§ **Written problem**
Your task is to reproduce the entries below word for word.
--
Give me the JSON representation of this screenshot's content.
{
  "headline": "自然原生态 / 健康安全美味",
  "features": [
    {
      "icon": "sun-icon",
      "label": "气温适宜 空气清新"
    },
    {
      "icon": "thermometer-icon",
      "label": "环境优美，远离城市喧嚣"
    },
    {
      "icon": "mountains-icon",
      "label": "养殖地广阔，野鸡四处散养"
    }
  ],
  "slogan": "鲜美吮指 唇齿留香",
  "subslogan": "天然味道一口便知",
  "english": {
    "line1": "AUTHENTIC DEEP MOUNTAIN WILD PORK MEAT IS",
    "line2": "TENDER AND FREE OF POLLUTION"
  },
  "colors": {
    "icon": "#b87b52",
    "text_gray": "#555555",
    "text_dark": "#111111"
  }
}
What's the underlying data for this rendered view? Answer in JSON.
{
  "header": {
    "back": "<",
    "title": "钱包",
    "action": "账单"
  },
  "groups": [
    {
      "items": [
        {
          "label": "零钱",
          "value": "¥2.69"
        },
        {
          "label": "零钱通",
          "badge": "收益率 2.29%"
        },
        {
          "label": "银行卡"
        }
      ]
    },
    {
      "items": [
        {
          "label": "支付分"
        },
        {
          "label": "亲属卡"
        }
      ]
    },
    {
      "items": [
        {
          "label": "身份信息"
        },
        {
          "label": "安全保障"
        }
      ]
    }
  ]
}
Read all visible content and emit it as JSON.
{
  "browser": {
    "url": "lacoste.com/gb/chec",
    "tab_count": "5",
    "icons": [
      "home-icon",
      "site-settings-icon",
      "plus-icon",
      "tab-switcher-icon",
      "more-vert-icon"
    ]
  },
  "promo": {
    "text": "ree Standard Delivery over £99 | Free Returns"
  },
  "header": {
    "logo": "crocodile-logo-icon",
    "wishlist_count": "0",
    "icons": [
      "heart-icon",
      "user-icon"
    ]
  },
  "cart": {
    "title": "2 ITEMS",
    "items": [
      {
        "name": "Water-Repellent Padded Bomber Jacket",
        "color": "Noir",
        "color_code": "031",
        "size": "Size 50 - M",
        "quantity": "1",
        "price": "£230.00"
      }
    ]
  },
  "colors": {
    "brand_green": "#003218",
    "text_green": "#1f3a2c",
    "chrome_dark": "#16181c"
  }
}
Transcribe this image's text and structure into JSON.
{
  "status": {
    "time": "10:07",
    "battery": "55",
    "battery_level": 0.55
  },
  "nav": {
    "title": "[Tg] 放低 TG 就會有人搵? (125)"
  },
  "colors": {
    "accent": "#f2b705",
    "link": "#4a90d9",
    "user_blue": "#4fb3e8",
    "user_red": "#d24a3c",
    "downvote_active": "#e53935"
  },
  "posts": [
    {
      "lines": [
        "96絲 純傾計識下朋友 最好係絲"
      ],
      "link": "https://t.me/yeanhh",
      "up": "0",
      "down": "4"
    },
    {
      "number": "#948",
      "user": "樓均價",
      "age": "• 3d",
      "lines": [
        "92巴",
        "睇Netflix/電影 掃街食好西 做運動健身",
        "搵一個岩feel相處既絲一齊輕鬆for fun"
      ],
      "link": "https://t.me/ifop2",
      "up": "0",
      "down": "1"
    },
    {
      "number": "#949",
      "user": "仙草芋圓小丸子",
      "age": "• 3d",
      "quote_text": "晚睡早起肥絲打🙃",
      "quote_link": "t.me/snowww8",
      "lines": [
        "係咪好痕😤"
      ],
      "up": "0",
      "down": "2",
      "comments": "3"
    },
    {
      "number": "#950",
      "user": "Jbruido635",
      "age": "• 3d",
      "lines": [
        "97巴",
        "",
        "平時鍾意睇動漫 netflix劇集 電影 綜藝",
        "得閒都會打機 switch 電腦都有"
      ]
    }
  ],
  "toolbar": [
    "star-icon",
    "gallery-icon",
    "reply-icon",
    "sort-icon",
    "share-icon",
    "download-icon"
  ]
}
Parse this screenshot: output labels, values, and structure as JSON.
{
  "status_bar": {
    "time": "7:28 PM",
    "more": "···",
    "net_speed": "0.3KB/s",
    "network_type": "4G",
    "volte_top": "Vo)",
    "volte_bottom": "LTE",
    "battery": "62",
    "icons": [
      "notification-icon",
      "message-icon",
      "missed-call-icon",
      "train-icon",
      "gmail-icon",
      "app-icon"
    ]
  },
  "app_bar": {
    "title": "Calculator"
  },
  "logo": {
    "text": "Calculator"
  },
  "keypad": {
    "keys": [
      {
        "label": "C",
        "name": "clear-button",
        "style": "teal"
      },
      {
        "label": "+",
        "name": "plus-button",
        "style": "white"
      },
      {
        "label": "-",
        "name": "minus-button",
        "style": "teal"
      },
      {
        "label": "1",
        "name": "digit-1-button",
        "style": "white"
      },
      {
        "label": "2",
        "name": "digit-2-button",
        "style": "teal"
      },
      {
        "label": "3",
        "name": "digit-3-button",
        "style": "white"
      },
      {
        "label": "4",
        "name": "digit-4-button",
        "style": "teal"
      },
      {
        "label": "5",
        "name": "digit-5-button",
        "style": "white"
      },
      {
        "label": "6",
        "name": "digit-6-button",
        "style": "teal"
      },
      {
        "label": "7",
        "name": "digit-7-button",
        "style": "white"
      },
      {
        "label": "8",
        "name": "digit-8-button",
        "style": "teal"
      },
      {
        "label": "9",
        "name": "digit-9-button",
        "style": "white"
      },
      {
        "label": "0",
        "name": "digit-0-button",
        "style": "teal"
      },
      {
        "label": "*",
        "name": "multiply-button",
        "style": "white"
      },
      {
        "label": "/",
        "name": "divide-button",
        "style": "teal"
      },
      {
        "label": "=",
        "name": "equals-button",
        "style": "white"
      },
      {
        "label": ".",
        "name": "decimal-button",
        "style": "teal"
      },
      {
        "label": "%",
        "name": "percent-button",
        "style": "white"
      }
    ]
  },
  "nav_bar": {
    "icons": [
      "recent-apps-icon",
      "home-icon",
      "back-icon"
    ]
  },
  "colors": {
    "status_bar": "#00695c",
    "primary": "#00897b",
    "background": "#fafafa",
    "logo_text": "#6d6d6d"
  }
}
--
§ **Task answer**
Give me the JSON representation of this screenshot's content.
{
  "headline": "自然原生态 / 健康安全美味",
  "features": [
    {
      "icon": "sun-icon",
      "label": "气温适宜 空气清新"
    },
    {
      "icon": "thermometer-icon",
      "label": "环境优美，远离城市喧嚣"
    },
    {
      "icon": "mountains-icon",
      "label": "养殖地广阔，野鸡四处散养"
    }
  ],
  "slogan": "鲜美吮指 唇齿留香",
  "subslogan": "天然味道一口便知",
  "english": {
    "line1": "AUTHENTIC DEEP MOUNTAIN WILD PORK MEAT IS",
    "line2": "TENDER AND FREE OF POLLUTION"
  },
  "colors": {
    "icon": "#b87b52",
    "text_gray": "#555555",
    "text_dark": "#111111"
  }
}
What's the underlying data for this rendered view? Answer in JSON.
{
  "header": {
    "back": "<",
    "title": "钱包",
    "action": "账单"
  },
  "groups": [
    {
      "items": [
        {
          "label": "零钱",
          "value": "¥2.69"
        },
        {
          "label": "零钱通",
          "badge": "收益率 2.29%"
        },
        {
          "label": "银行卡"
        }
      ]
    },
    {
      "items": [
        {
          "label": "支付分"
        },
        {
          "label": "亲属卡"
        }
      ]
    },
    {
      "items": [
        {
          "label": "身份信息"
        },
        {
          "label": "安全保障"
        }
      ]
    }
  ]
}
Read all visible content and emit it as JSON.
{
  "browser": {
    "url": "lacoste.com/gb/chec",
    "tab_count": "5",
    "icons": [
      "home-icon",
      "site-settings-icon",
      "plus-icon",
      "tab-switcher-icon",
      "more-vert-icon"
    ]
  },
  "promo": {
    "text": "ree Standard Delivery over £99 | Free Returns"
  },
  "header": {
    "logo": "crocodile-logo-icon",
    "wishlist_count": "0",
    "icons": [
      "heart-icon",
      "user-icon"
    ]
  },
  "cart": {
    "title": "2 ITEMS",
    "items": [
      {
        "name": "Water-Repellent Padded Bomber Jacket",
        "color": "Noir",
        "color_code": "031",
        "size": "Size 50 - M",
        "quantity": "1",
        "price": "£230.00"
      }
    ]
  },
  "colors": {
    "brand_green": "#003218",
    "text_green": "#1f3a2c",
    "chrome_dark": "#16181c"
  }
}
Transcribe this image's text and structure into JSON.
{
  "status": {
    "time": "10:07",
    "battery": "55",
    "battery_level": 0.55
  },
  "nav": {
    "title": "[Tg] 放低 TG 就會有人搵? (125)"
  },
  "colors": {
    "accent": "#f2b705",
    "link": "#4a90d9",
    "user_blue": "#4fb3e8",
    "user_red": "#d24a3c",
    "downvote_active": "#e53935"
  },
  "posts": [
    {
      "lines": [
        "96絲 純傾計識下朋友 最好係絲"
      ],
      "link": "https://t.me/yeanhh",
      "up": "0",
      "down": "4"
    },
    {
      "number": "#948",
      "user": "樓均價",
      "age": "• 3d",
      "lines": [
        "92巴",
        "睇Netflix/電影 掃街食好西 做運動健身",
        "搵一個岩feel相處既絲一齊輕鬆for fun"
      ],
      "link": "https://t.me/ifop2",
      "up": "0",
      "down": "1"
    },
    {
      "number": "#949",
      "user": "仙草芋圓小丸子",
      "age": "• 3d",
      "quote_text": "晚睡早起肥絲打🙃",
      "quote_link": "t.me/snowww8",
      "lines": [
        "係咪好痕😤"
      ],
      "up": "0",
      "down": "2",
      "comments": "3"
    },
    {
      "number": "#950",
      "user": "Jbruido635",
      "age": "• 3d",
      "lines": [
        "97巴",
        "",
        "平時鍾意睇動漫 netflix劇集 電影 綜藝",
        "得閒都會打機 switch 電腦都有"
      ]
    }
  ],
  "toolbar": [
    "star-icon",
    "gallery-icon",
    "reply-icon",
    "sort-icon",
    "share-icon",
    "download-icon"
  ]
}
Parse this screenshot: output labels, values, and structure as JSON.
{
  "status_bar": {
    "time": "7:28 PM",
    "more": "···",
    "net_speed": "0.3KB/s",
    "network_type": "4G",
    "volte_top": "Vo)",
    "volte_bottom": "LTE",
    "battery": "62",
    "icons": [
      "notification-icon",
      "message-icon",
      "missed-call-icon",
      "train-icon",
      "gmail-icon",
      "app-icon"
    ]
  },
  "app_bar": {
    "title": "Calculator"
  },
  "logo": {
    "text": "Calculator"
  },
  "keypad": {
    "keys": [
      {
        "label": "C",
        "name": "clear-button",
        "style": "teal"
      },
      {
        "label": "+",
        "name": "plus-button",
        "style": "white"
      },
      {
        "label": "-",
        "name": "minus-button",
        "style": "teal"
      },
      {
        "label": "1",
        "name": "digit-1-button",
        "style": "white"
      },
      {
        "label": "2",
        "name": "digit-2-button",
        "style": "teal"
      },
      {
        "label": "3",
        "name": "digit-3-button",
        "style": "white"
      },
      {
        "label": "4",
        "name": "digit-4-button",
        "style": "teal"
      },
      {
        "label": "5",
        "name": "digit-5-button",
        "style": "white"
      },
      {
        "label": "6",
        "name": "digit-6-button",
        "style": "teal"
      },
      {
        "label": "7",
        "name": "digit-7-button",
        "style": "white"
      },
      {
        "label": "8",
        "name": "digit-8-button",
        "style": "teal"
      },
      {
        "label": "9",
        "name": "digit-9-button",
        "style": "white"
      },
      {
        "label": "0",
        "name": "digit-0-button",
        "style": "teal"
      },
      {
        "label": "*",
        "name": "multiply-button",
        "style": "white"
      },
      {
        "label": "/",
        "name": "divide-button",
        "style": "teal"
      },
      {
        "label": "=",
        "name": "equals-button",
        "style": "white"
      },
      {
        "label": ".",
        "name": "decimal-button",
        "style": "teal"
      },
      {
        "label": "%",
        "name": "percent-button",
        "style": "white"
      }
    ]
  },
  "nav_bar": {
    "icons": [
      "recent-apps-icon",
      "home-icon",
      "back-icon"
    ]
  },
  "colors": {
    "status_bar": "#00695c",
    "primary": "#00897b",
    "background": "#fafafa",
    "logo_text": "#6d6d6d"
  }
}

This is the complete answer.